What needs to be done: For every line in the records that has the word "ULTRA", make a copy.

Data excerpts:
>>

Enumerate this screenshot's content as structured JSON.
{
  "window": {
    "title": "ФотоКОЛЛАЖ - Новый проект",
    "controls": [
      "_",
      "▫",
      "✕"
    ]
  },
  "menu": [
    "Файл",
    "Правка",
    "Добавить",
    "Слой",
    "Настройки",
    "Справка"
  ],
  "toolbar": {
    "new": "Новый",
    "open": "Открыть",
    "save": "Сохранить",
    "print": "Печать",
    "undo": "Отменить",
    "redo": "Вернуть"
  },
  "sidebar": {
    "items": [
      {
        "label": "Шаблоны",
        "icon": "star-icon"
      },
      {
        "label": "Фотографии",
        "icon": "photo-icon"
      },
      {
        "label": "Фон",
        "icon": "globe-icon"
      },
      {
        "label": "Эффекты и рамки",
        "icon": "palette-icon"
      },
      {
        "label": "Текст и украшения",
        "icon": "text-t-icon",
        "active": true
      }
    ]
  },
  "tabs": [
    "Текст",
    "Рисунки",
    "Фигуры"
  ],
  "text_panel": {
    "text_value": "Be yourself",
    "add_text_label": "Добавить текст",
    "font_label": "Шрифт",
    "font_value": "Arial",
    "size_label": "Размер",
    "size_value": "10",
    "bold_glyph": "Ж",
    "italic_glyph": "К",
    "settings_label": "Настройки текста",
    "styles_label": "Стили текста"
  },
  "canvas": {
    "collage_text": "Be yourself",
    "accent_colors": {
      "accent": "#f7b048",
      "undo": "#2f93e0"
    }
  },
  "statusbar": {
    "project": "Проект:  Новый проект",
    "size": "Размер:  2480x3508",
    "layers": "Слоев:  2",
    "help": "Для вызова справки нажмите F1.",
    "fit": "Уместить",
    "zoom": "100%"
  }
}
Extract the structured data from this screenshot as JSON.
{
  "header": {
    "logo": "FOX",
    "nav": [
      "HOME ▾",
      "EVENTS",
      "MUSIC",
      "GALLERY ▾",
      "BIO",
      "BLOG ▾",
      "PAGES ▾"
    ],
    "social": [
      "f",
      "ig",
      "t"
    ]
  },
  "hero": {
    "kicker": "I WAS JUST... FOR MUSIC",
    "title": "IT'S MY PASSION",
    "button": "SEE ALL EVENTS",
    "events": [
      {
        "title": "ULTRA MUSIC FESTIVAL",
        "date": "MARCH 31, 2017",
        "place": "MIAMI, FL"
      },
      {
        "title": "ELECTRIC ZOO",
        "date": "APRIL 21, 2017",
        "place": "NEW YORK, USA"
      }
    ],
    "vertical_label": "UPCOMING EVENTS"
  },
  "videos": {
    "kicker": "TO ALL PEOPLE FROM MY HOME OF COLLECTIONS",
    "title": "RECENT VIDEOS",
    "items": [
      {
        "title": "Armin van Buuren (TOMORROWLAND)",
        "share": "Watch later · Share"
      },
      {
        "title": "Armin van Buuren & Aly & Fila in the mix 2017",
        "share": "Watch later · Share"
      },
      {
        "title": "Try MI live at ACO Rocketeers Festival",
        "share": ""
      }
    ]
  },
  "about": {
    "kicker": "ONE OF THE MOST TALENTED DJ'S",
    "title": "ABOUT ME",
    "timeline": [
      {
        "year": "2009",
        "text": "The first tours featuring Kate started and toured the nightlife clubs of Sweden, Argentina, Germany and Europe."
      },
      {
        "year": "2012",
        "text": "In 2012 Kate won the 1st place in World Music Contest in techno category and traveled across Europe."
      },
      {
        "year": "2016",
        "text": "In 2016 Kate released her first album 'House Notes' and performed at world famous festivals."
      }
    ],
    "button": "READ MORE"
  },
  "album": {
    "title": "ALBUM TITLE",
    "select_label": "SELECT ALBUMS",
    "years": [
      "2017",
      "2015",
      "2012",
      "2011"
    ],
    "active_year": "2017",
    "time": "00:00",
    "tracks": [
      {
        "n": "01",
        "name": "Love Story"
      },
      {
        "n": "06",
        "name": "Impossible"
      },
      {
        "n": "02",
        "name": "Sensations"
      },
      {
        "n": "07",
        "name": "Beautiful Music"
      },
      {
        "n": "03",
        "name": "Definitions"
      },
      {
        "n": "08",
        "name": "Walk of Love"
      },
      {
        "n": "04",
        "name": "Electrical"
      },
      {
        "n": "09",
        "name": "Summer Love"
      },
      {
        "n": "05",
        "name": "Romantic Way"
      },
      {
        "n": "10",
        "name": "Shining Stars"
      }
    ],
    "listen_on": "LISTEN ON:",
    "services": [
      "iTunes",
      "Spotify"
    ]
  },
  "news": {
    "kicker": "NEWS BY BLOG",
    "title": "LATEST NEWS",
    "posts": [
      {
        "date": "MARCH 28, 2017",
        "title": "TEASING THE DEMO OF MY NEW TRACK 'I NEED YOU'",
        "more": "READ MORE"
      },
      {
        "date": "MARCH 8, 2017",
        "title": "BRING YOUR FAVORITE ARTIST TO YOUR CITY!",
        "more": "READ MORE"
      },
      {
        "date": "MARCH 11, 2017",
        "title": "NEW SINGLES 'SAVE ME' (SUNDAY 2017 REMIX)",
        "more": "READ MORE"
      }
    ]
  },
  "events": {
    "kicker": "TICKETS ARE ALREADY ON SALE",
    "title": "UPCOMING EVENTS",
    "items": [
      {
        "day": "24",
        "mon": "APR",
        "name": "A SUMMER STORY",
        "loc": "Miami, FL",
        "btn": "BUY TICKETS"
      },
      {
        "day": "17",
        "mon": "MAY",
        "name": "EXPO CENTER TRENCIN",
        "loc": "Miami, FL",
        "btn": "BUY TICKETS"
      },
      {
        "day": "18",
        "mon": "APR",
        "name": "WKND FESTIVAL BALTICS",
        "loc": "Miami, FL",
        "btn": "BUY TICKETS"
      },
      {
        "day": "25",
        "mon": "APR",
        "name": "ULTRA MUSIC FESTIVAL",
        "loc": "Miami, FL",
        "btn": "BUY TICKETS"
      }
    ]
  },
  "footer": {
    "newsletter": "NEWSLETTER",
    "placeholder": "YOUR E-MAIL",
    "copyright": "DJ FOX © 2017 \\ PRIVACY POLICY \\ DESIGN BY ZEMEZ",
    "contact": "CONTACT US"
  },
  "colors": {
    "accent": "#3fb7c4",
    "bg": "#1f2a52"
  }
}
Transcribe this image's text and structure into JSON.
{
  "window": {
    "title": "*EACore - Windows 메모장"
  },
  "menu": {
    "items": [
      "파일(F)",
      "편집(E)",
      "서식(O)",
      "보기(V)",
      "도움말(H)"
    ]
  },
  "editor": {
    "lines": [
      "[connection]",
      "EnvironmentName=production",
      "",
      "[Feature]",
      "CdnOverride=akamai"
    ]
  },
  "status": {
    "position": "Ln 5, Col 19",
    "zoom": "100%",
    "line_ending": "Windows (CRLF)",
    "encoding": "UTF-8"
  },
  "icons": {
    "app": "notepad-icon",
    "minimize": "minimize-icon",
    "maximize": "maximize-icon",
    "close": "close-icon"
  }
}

<<

Solution for this exercise:
        "title": "ULTRA MUSIC FESTIVAL",
        "name": "ULTRA MUSIC FESTIVAL",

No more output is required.